[Begin]

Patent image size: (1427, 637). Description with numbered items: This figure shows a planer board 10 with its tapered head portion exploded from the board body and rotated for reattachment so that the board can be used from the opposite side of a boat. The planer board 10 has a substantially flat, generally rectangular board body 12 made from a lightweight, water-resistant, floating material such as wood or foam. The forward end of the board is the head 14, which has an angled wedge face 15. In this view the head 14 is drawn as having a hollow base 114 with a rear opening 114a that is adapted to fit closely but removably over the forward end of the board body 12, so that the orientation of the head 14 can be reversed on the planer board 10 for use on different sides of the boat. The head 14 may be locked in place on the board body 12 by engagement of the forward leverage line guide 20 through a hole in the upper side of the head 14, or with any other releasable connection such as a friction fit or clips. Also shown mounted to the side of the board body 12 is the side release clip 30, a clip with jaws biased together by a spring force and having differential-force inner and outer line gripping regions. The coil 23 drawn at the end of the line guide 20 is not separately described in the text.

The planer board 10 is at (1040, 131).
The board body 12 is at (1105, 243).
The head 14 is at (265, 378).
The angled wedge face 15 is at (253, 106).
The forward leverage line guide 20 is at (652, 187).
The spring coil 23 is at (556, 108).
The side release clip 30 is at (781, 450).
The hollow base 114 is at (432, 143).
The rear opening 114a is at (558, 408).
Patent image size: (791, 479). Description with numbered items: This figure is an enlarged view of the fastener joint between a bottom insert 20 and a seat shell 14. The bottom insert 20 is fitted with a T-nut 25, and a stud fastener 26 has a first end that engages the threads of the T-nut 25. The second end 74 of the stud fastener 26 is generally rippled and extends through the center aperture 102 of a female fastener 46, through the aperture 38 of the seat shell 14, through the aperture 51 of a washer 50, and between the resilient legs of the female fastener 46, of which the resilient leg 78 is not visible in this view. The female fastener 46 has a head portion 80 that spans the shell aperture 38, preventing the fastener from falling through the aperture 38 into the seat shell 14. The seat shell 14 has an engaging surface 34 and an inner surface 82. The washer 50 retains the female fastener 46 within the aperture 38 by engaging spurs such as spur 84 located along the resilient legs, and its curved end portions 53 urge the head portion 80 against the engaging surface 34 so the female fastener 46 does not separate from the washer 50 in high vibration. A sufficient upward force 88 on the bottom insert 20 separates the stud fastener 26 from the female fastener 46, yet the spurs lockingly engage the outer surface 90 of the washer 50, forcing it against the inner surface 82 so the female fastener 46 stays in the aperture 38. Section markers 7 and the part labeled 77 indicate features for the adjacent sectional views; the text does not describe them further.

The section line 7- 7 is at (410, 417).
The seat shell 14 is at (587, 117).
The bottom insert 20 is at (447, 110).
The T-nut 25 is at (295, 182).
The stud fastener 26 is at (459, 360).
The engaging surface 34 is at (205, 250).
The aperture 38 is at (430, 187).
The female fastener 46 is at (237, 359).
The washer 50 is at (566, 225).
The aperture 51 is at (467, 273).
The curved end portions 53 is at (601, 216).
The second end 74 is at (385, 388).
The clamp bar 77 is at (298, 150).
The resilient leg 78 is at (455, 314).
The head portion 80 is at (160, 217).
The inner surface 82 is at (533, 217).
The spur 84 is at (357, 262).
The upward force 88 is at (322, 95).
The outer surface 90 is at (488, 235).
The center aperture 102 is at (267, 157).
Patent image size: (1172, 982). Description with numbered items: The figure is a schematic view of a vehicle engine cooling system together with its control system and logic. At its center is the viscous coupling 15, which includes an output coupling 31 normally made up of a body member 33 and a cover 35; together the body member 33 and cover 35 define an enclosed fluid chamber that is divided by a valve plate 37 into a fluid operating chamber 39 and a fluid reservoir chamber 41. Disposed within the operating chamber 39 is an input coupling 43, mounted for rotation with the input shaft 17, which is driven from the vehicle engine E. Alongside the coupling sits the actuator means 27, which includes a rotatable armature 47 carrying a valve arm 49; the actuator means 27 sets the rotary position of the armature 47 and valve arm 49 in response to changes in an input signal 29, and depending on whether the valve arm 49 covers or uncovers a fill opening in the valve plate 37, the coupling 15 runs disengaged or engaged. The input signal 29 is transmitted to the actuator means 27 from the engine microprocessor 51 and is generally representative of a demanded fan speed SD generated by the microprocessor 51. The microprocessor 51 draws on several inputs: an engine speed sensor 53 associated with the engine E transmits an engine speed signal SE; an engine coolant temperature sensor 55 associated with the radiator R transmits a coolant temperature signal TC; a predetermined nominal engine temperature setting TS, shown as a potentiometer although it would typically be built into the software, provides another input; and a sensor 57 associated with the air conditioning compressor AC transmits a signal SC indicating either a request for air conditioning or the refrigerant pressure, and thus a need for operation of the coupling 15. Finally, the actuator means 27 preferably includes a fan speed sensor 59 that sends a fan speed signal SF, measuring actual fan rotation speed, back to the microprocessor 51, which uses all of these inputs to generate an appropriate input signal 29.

[End]

Problem description » Rewrite everything from the start of the data down to and including the line containing "The angled wedge face 15 is at (253, 106)." as a JSON list of strings, one string per line, with blank lines omitted.

Response below »
[
  "Patent image size: (1427, 637). Description with numbered items: This figure shows a planer board 10 with its tapered head portion exploded from the board body and rotated for reattachment so that the board can be used from the opposite side of a boat. The planer board 10 has a substantially flat, generally rectangular board body 12 made from a lightweight, water-resistant, floating material such as wood or foam. The forward end of the board is the head 14, which has an angled wedge face 15. In this view the head 14 is drawn as having a hollow base 114 with a rear opening 114a that is adapted to fit closely but removably over the forward end of the board body 12, so that the orientation of the head 14 can be reversed on the planer board 10 for use on different sides of the boat. The head 14 may be locked in place on the board body 12 by engagement of the forward leverage line guide 20 through a hole in the upper side of the head 14, or with any other releasable connection such as a friction fit or clips. Also shown mounted to the side of the board body 12 is the side release clip 30, a clip with jaws biased together by a spring force and having differential-force inner and outer line gripping regions. The coil 23 drawn at the end of the line guide 20 is not separately described in the text.",
  "The planer board 10 is at (1040, 131).",
  "The board body 12 is at (1105, 243).",
  "The head 14 is at (265, 378).",
  "The angled wedge face 15 is at (253, 106)."
]